■ Problem to solve ■
Copy out every line of the records where the string "View" occurs.

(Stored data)
= = =
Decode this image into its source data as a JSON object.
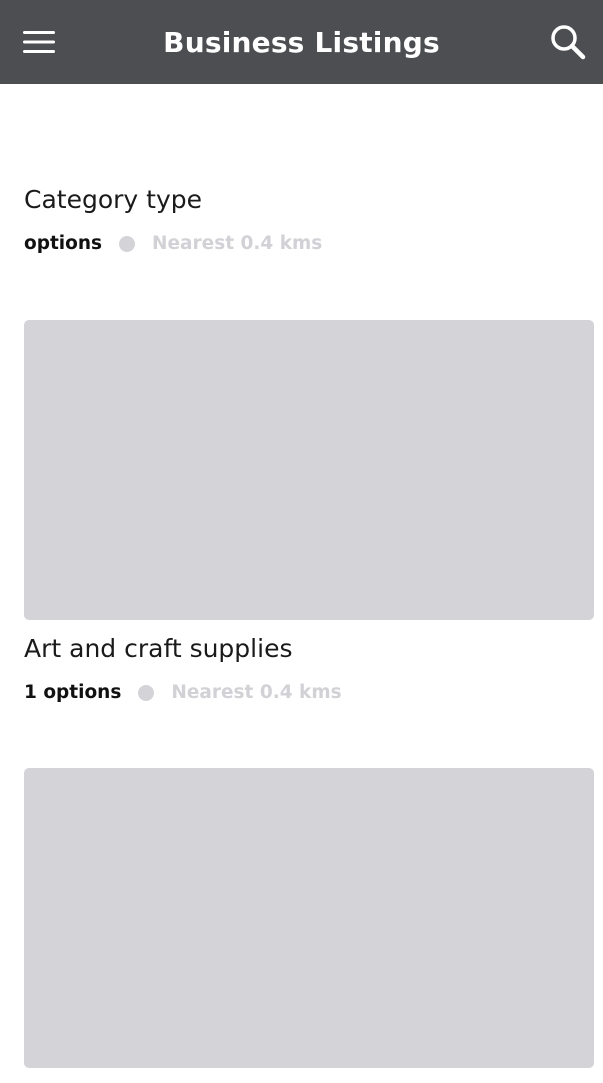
{
  "header": {
    "title": "Business Listings",
    "menu_icon": "hamburger-menu-icon",
    "search_icon": "search-icon",
    "background": "#4d4e52"
  },
  "categories": [
    {
      "title": "Category type",
      "options": "options",
      "distance": "Nearest 0.4 kms"
    },
    {
      "title": "Art and craft supplies",
      "options": "1 options",
      "distance": "Nearest 0.4 kms"
    }
  ],
  "colors": {
    "placeholder": "#d4d3d8",
    "dot": "#d4d4d8",
    "muted_text": "#d2d2d6"
  }
}
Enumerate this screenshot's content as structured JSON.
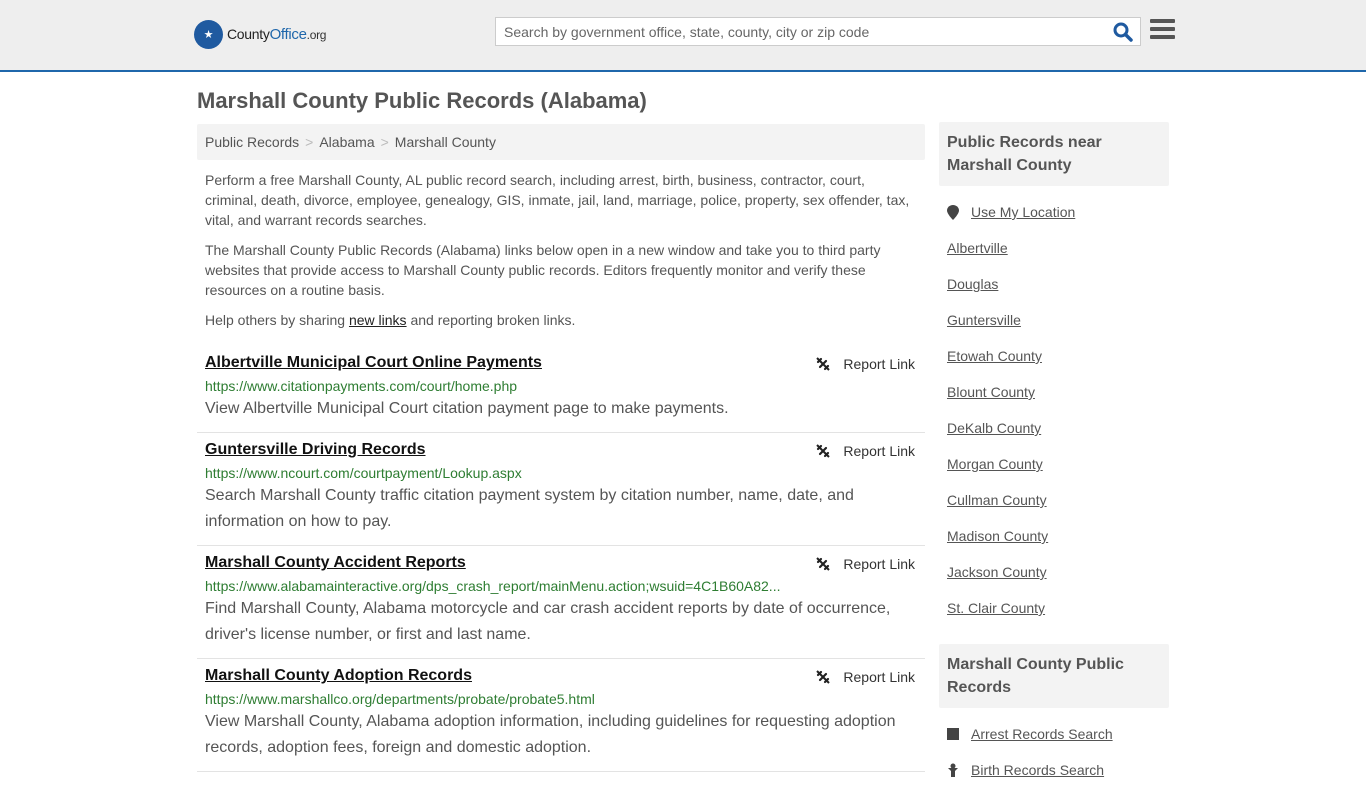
{
  "header": {
    "logo_name": "County",
    "logo_bold": "Office",
    "logo_suffix": ".org",
    "search_placeholder": "Search by government office, state, county, city or zip code"
  },
  "page_title": "Marshall County Public Records (Alabama)",
  "breadcrumb": [
    "Public Records",
    "Alabama",
    "Marshall County"
  ],
  "intro": {
    "p1": "Perform a free Marshall County, AL public record search, including arrest, birth, business, contractor, court, criminal, death, divorce, employee, genealogy, GIS, inmate, jail, land, marriage, police, property, sex offender, tax, vital, and warrant records searches.",
    "p2": "The Marshall County Public Records (Alabama) links below open in a new window and take you to third party websites that provide access to Marshall County public records. Editors frequently monitor and verify these resources on a routine basis.",
    "p3_before": "Help others by sharing ",
    "p3_link": "new links",
    "p3_after": " and reporting broken links."
  },
  "report_label": "Report Link",
  "records": [
    {
      "title": "Albertville Municipal Court Online Payments",
      "url": "https://www.citationpayments.com/court/home.php",
      "desc": "View Albertville Municipal Court citation payment page to make payments."
    },
    {
      "title": "Guntersville Driving Records",
      "url": "https://www.ncourt.com/courtpayment/Lookup.aspx",
      "desc": "Search Marshall County traffic citation payment system by citation number, name, date, and information on how to pay."
    },
    {
      "title": "Marshall County Accident Reports",
      "url": "https://www.alabamainteractive.org/dps_crash_report/mainMenu.action;wsuid=4C1B60A82...",
      "desc": "Find Marshall County, Alabama motorcycle and car crash accident reports by date of occurrence, driver's license number, or first and last name."
    },
    {
      "title": "Marshall County Adoption Records",
      "url": "https://www.marshallco.org/departments/probate/probate5.html",
      "desc": "View Marshall County, Alabama adoption information, including guidelines for requesting adoption records, adoption fees, foreign and domestic adoption."
    }
  ],
  "sidebar": {
    "near_title": "Public Records near Marshall County",
    "use_location": "Use My Location",
    "near": [
      "Albertville",
      "Douglas",
      "Guntersville",
      "Etowah County",
      "Blount County",
      "DeKalb County",
      "Morgan County",
      "Cullman County",
      "Madison County",
      "Jackson County",
      "St. Clair County"
    ],
    "records_title": "Marshall County Public Records",
    "records_links": [
      "Arrest Records Search",
      "Birth Records Search"
    ]
  }
}
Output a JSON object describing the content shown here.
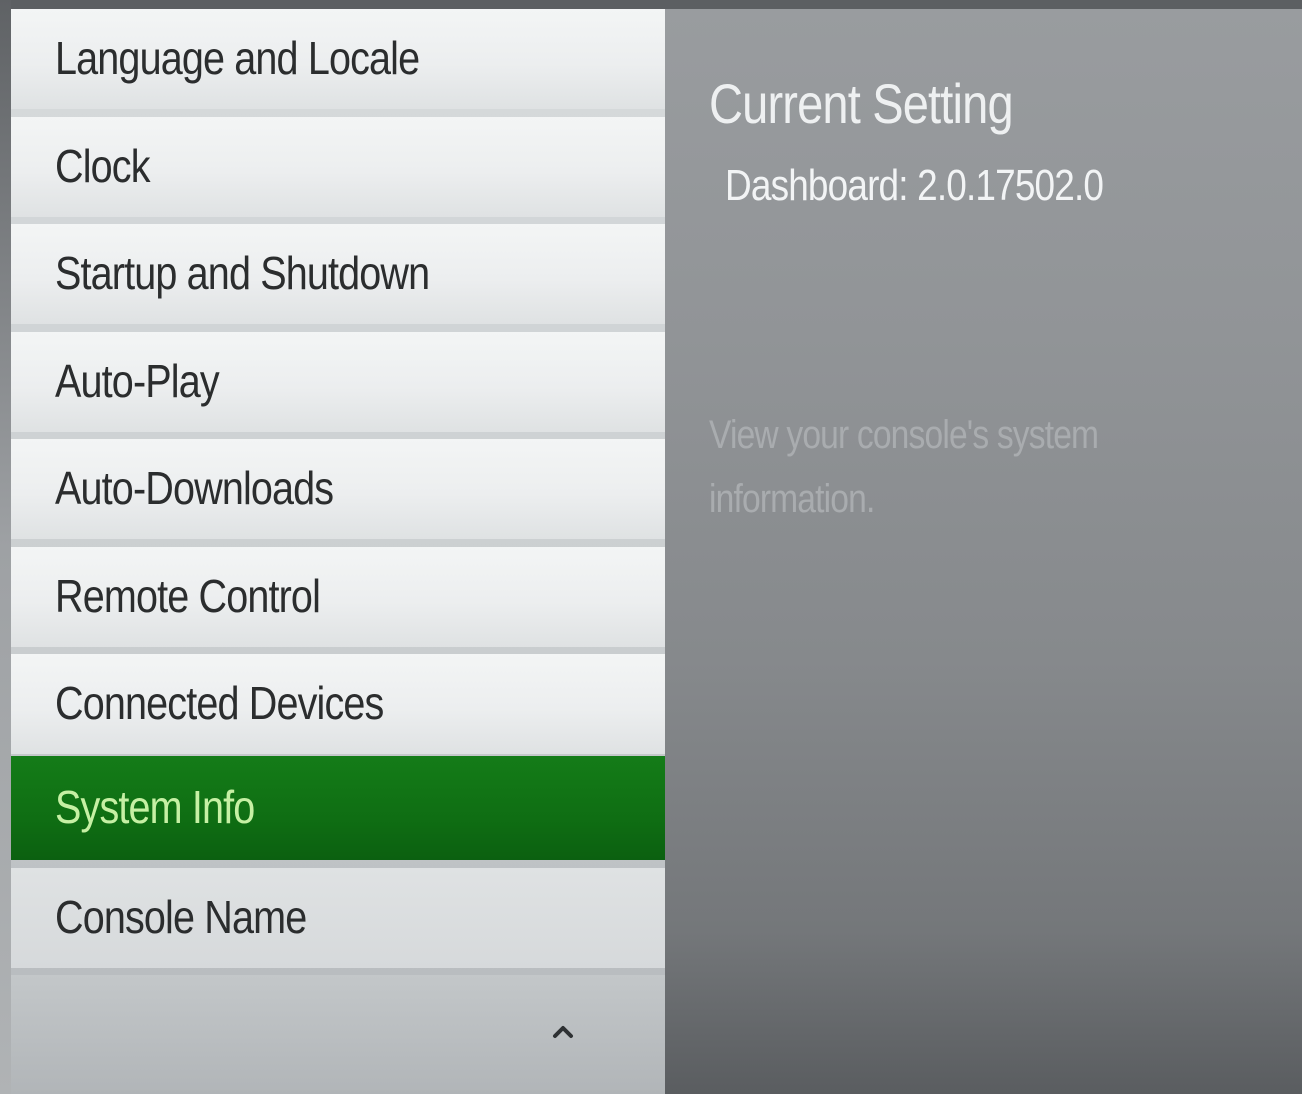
{
  "menu": {
    "items": [
      {
        "label": "Language and Locale",
        "selected": false
      },
      {
        "label": "Clock",
        "selected": false
      },
      {
        "label": "Startup and Shutdown",
        "selected": false
      },
      {
        "label": "Auto-Play",
        "selected": false
      },
      {
        "label": "Auto-Downloads",
        "selected": false
      },
      {
        "label": "Remote Control",
        "selected": false
      },
      {
        "label": "Connected Devices",
        "selected": false
      },
      {
        "label": "System Info",
        "selected": true
      },
      {
        "label": "Console Name",
        "selected": false
      }
    ],
    "scroll_up_icon": "chevron-up-icon"
  },
  "detail": {
    "title": "Current Setting",
    "value": "Dashboard: 2.0.17502.0",
    "description": "View your console's system information."
  },
  "colors": {
    "selected_background": "#107c10",
    "selected_text": "#c6f0a4",
    "item_background": "#eceeef",
    "item_text": "#2b2d2e",
    "panel_background": "#8e9194",
    "title_text": "#eef0f1",
    "description_text": "#a9acaf"
  }
}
= = =
■ The result ■
      "desc": "View Albertville Municipal Court citation payment page to make payments."
      "desc": "View Marshall County, Alabama adoption information, including guidelines for requesting adoption records, adoption fees, foreign and domestic adoption."
    "description": "View your console's system information."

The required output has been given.